* START Provided information *

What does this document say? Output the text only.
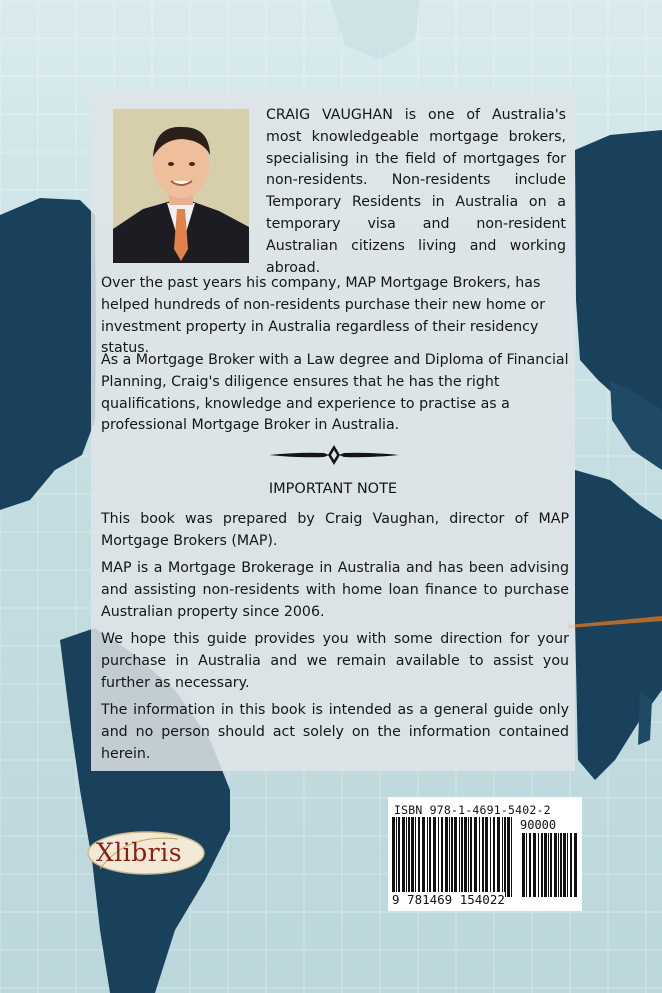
CRAIG VAUGHAN is one of Australia's most knowledgeable mortgage brokers, specialising in the field of mortgages for non-residents. Non-residents include Temporary Residents in Australia on a temporary visa and non-resident Australian citizens living and working abroad.

Over the past years his company, MAP Mortgage Brokers, has helped hundreds of non-residents purchase their new home or investment property in Australia regardless of their residency status.

As a Mortgage Broker with a Law degree and Diploma of Financial Planning, Craig's diligence ensures that he has the right qualifications, knowledge and experience to practise as a professional Mortgage Broker in Australia.

IMPORTANT NOTE

This book was prepared by Craig Vaughan, director of MAP Mortgage Brokers (MAP).

MAP is a Mortgage Brokerage in Australia and has been advising and assisting non-residents with home loan finance to purchase Australian property since 2006.

We hope this guide provides you with some direction for your purchase in Australia and we remain available to assist you further as necessary.

The information in this book is intended as a general guide only and no person should act solely on the information contained herein.

Xlibris

ISBN 978-1-4691-5402-2

90000

9 781469 154022
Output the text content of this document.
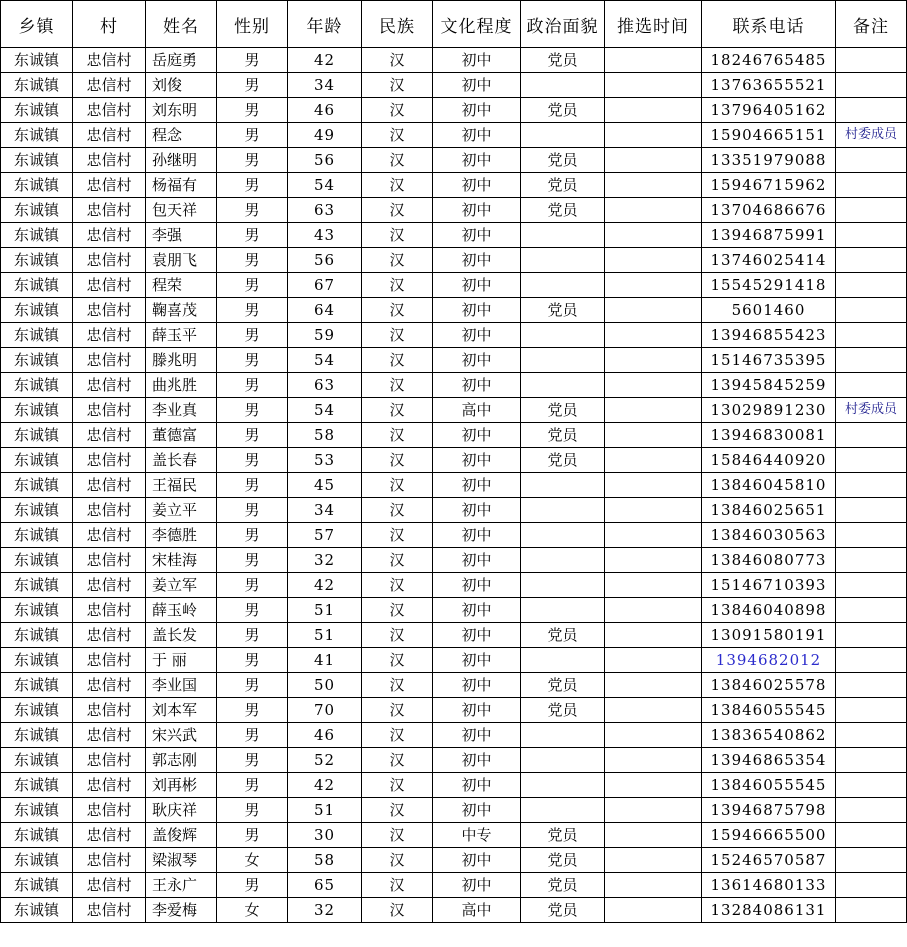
乡镇	村	姓名	性别	年龄	民族	文化程度	政治面貌	推选时间	联系电话	备注
东诚镇	忠信村	岳庭勇	男	42	汉	初中	党员		18246765485	
东诚镇	忠信村	刘俊	男	34	汉	初中			13763655521	
东诚镇	忠信村	刘东明	男	46	汉	初中	党员		13796405162	
东诚镇	忠信村	程念	男	49	汉	初中			15904665151	村委成员
东诚镇	忠信村	孙继明	男	56	汉	初中	党员		13351979088	
东诚镇	忠信村	杨福有	男	54	汉	初中	党员		15946715962	
东诚镇	忠信村	包天祥	男	63	汉	初中	党员		13704686676	
东诚镇	忠信村	李强	男	43	汉	初中			13946875991	
东诚镇	忠信村	袁朋飞	男	56	汉	初中			13746025414	
东诚镇	忠信村	程荣	男	67	汉	初中			15545291418	
东诚镇	忠信村	鞠喜茂	男	64	汉	初中	党员		5601460	
东诚镇	忠信村	薛玉平	男	59	汉	初中			13946855423	
东诚镇	忠信村	滕兆明	男	54	汉	初中			15146735395	
东诚镇	忠信村	曲兆胜	男	63	汉	初中			13945845259	
东诚镇	忠信村	李业真	男	54	汉	高中	党员		13029891230	村委成员
东诚镇	忠信村	董德富	男	58	汉	初中	党员		13946830081	
东诚镇	忠信村	盖长春	男	53	汉	初中	党员		15846440920	
东诚镇	忠信村	王福民	男	45	汉	初中			13846045810	
东诚镇	忠信村	姜立平	男	34	汉	初中			13846025651	
东诚镇	忠信村	李德胜	男	57	汉	初中			13846030563	
东诚镇	忠信村	宋桂海	男	32	汉	初中			13846080773	
东诚镇	忠信村	姜立军	男	42	汉	初中			15146710393	
东诚镇	忠信村	薛玉岭	男	51	汉	初中			13846040898	
东诚镇	忠信村	盖长发	男	51	汉	初中	党员		13091580191	
东诚镇	忠信村	于 丽	男	41	汉	初中			1394682012	
东诚镇	忠信村	李业国	男	50	汉	初中	党员		13846025578	
东诚镇	忠信村	刘本军	男	70	汉	初中	党员		13846055545	
东诚镇	忠信村	宋兴武	男	46	汉	初中			13836540862	
东诚镇	忠信村	郭志刚	男	52	汉	初中			13946865354	
东诚镇	忠信村	刘再彬	男	42	汉	初中			13846055545	
东诚镇	忠信村	耿庆祥	男	51	汉	初中			13946875798	
东诚镇	忠信村	盖俊辉	男	30	汉	中专	党员		15946665500	
东诚镇	忠信村	梁淑琴	女	58	汉	初中	党员		15246570587	
东诚镇	忠信村	王永广	男	65	汉	初中	党员		13614680133	
东诚镇	忠信村	李爱梅	女	32	汉	高中	党员		13284086131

* END Provided information *

What you have to do :: Lines containing "only" are to be counted. State the total and add nothing.

Solved problem :: 2